■ **SHORT TASK**: Below are the entries; state how many of their lines contain the string "Nonfarm", and nothing more.

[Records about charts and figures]
########################################

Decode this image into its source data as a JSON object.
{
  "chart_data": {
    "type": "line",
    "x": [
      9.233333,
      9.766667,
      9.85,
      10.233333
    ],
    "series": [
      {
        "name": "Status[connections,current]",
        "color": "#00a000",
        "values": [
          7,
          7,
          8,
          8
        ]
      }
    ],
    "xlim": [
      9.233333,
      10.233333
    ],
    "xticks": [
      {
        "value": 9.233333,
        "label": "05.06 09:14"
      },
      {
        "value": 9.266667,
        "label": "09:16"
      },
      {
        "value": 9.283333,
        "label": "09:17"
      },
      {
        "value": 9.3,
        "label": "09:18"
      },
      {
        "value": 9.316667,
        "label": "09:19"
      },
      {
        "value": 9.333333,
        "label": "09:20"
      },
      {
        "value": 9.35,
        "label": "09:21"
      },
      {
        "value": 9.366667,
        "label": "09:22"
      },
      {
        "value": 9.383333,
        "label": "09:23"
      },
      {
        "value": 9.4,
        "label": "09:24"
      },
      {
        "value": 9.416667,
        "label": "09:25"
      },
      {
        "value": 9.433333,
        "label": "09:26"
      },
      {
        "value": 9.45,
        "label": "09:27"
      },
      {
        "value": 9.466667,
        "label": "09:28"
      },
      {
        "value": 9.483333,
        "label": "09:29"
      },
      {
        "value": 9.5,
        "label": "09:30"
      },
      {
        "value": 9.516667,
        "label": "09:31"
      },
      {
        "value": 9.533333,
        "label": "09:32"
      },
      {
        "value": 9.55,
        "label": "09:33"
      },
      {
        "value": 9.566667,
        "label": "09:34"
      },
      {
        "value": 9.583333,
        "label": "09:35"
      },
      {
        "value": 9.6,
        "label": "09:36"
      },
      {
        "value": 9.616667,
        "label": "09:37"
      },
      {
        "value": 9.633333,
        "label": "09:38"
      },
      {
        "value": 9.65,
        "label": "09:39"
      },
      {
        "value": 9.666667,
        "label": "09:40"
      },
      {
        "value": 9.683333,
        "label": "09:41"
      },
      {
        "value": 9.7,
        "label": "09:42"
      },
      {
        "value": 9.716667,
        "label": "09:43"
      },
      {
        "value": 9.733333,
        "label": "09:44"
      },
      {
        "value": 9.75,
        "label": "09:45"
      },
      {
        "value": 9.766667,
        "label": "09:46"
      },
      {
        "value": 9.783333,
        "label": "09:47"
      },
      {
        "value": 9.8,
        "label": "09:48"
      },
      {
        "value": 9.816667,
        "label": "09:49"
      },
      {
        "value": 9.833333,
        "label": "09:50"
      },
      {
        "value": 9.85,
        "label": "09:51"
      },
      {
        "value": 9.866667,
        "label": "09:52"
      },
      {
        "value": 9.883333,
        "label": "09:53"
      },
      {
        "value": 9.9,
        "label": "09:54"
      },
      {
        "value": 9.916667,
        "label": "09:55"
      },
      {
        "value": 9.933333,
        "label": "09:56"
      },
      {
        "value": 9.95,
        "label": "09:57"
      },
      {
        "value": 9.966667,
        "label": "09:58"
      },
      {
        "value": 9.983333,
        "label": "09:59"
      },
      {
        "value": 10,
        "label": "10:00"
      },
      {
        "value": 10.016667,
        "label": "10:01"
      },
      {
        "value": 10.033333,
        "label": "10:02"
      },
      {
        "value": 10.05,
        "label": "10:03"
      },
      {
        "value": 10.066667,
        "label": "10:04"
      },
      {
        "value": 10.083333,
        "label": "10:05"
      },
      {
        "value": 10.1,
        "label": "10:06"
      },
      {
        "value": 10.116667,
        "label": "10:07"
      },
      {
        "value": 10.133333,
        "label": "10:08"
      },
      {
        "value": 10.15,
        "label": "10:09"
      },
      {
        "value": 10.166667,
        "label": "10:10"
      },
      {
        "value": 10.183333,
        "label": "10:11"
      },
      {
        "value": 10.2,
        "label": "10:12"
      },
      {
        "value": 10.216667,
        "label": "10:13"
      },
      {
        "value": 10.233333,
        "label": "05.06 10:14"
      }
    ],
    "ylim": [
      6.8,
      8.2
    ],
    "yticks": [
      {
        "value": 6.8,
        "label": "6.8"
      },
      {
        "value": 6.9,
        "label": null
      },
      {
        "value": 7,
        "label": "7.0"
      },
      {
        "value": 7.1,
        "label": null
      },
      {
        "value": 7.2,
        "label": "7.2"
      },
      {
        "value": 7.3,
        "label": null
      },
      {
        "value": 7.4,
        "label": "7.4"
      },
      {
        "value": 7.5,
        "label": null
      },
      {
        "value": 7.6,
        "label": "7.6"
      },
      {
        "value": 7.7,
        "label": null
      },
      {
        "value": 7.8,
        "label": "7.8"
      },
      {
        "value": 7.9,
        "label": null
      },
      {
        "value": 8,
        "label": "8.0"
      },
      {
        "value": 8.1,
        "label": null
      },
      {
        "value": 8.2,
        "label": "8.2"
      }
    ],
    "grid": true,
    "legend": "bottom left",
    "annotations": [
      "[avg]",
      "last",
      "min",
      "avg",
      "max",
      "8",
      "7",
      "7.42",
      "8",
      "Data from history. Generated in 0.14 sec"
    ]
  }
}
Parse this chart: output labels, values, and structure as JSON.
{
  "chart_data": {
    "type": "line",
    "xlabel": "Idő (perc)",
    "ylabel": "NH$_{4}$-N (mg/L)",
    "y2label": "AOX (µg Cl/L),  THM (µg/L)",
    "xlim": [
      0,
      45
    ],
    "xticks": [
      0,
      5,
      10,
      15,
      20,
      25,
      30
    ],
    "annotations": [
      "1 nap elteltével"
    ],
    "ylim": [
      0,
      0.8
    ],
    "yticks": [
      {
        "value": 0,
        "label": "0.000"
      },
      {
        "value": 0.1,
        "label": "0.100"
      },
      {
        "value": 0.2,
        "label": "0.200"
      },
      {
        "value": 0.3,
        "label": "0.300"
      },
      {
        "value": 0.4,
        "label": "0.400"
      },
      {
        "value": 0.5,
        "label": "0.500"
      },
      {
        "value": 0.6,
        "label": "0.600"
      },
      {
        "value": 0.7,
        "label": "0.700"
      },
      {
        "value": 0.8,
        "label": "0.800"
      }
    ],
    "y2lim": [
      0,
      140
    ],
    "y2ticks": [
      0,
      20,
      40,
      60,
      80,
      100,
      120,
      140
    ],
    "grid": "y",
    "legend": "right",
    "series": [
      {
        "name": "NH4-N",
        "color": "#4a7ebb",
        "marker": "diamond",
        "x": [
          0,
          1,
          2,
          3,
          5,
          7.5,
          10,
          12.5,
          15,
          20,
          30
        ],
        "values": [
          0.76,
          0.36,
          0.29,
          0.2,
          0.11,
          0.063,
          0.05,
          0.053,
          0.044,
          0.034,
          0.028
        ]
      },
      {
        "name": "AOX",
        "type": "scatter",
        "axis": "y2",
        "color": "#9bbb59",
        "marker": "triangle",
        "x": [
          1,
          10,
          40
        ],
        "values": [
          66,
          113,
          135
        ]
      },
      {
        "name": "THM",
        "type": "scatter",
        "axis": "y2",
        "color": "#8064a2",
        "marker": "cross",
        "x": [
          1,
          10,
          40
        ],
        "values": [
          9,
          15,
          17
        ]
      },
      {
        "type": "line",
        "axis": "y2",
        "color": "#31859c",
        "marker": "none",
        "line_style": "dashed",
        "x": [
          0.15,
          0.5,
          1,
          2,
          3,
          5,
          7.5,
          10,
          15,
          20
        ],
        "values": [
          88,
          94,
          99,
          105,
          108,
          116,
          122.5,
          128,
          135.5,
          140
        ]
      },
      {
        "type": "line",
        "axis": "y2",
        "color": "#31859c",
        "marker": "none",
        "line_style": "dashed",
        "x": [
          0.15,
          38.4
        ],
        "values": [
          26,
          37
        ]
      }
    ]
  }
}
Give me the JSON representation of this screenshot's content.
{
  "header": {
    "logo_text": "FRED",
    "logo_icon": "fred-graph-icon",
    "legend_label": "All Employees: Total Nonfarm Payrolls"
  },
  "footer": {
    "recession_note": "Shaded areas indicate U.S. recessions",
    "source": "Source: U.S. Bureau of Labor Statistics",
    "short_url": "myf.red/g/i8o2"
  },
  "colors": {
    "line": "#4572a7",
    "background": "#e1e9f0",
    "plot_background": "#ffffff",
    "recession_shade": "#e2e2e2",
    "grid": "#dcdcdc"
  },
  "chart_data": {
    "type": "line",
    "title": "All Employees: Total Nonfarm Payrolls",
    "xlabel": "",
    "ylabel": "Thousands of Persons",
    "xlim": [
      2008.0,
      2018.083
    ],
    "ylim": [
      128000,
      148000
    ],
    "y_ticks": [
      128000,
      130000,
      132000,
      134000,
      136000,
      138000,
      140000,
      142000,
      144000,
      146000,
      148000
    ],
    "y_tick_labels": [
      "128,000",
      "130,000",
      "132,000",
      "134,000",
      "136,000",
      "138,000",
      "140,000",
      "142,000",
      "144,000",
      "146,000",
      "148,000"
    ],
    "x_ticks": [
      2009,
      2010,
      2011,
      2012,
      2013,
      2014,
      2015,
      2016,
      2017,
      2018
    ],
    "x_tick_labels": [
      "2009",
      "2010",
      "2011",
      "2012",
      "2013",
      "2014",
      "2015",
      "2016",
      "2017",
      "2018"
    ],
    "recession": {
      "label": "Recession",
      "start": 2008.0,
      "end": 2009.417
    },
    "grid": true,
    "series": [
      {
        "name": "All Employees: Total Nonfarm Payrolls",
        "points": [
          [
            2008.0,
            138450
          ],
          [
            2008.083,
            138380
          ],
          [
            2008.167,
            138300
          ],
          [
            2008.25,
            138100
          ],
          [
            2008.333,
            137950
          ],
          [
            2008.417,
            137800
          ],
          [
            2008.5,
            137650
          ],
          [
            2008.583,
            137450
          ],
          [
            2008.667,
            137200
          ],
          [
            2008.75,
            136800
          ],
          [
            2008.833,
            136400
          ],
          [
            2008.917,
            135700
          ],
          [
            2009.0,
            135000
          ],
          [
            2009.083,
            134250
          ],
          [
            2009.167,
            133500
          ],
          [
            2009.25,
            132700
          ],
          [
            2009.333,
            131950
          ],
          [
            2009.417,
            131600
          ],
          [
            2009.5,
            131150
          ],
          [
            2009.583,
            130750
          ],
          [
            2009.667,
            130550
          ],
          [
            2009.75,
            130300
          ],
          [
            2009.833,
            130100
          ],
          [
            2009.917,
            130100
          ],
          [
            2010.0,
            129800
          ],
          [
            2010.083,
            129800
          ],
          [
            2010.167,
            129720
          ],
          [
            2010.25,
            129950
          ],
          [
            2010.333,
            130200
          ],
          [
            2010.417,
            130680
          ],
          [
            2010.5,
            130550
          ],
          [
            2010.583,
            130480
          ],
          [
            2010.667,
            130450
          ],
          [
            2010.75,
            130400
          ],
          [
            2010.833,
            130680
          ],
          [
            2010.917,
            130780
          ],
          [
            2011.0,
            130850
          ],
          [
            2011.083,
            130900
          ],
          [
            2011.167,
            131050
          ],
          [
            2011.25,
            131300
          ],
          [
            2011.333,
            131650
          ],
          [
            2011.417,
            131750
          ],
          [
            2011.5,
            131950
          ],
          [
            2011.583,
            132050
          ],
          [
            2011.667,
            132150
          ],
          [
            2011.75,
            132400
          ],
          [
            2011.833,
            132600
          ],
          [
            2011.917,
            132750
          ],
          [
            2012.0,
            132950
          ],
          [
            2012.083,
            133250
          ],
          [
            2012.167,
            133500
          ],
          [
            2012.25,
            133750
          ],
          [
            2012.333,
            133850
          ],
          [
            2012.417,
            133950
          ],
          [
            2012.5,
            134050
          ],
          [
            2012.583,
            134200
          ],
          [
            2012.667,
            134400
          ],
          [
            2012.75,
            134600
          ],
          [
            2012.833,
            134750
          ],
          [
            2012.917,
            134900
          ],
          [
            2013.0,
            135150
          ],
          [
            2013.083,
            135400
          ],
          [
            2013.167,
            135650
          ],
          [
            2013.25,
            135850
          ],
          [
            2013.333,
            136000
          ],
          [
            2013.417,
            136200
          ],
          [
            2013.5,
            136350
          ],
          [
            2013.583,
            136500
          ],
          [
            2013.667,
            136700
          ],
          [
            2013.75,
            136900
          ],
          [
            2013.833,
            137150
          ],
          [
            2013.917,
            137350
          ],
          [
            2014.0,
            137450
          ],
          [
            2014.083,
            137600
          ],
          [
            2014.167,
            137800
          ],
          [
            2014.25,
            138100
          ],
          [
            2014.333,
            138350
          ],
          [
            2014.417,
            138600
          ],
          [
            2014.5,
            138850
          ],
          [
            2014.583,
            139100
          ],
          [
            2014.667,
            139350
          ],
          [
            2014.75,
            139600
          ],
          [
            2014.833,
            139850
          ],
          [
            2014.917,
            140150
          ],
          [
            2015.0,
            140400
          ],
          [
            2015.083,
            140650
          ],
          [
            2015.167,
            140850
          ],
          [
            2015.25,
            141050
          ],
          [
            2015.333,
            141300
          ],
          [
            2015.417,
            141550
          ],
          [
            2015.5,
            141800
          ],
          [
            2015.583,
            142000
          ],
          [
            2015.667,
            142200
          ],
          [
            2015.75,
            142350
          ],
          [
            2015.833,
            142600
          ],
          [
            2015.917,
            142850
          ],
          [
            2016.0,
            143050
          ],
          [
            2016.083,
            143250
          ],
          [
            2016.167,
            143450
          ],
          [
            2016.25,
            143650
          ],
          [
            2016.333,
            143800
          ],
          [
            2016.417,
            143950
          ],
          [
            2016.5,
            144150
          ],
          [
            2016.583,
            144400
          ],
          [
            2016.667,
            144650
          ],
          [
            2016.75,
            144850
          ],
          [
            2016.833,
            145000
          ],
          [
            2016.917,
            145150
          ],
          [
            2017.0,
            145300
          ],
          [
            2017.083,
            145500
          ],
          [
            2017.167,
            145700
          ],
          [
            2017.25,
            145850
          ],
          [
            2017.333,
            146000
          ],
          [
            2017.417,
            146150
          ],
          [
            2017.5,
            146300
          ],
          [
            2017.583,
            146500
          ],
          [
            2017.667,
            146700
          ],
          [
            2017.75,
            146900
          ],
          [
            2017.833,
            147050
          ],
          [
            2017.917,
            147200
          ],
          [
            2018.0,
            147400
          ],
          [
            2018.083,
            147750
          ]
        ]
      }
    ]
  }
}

########################################

■ **EXERCISE RESULT**: 3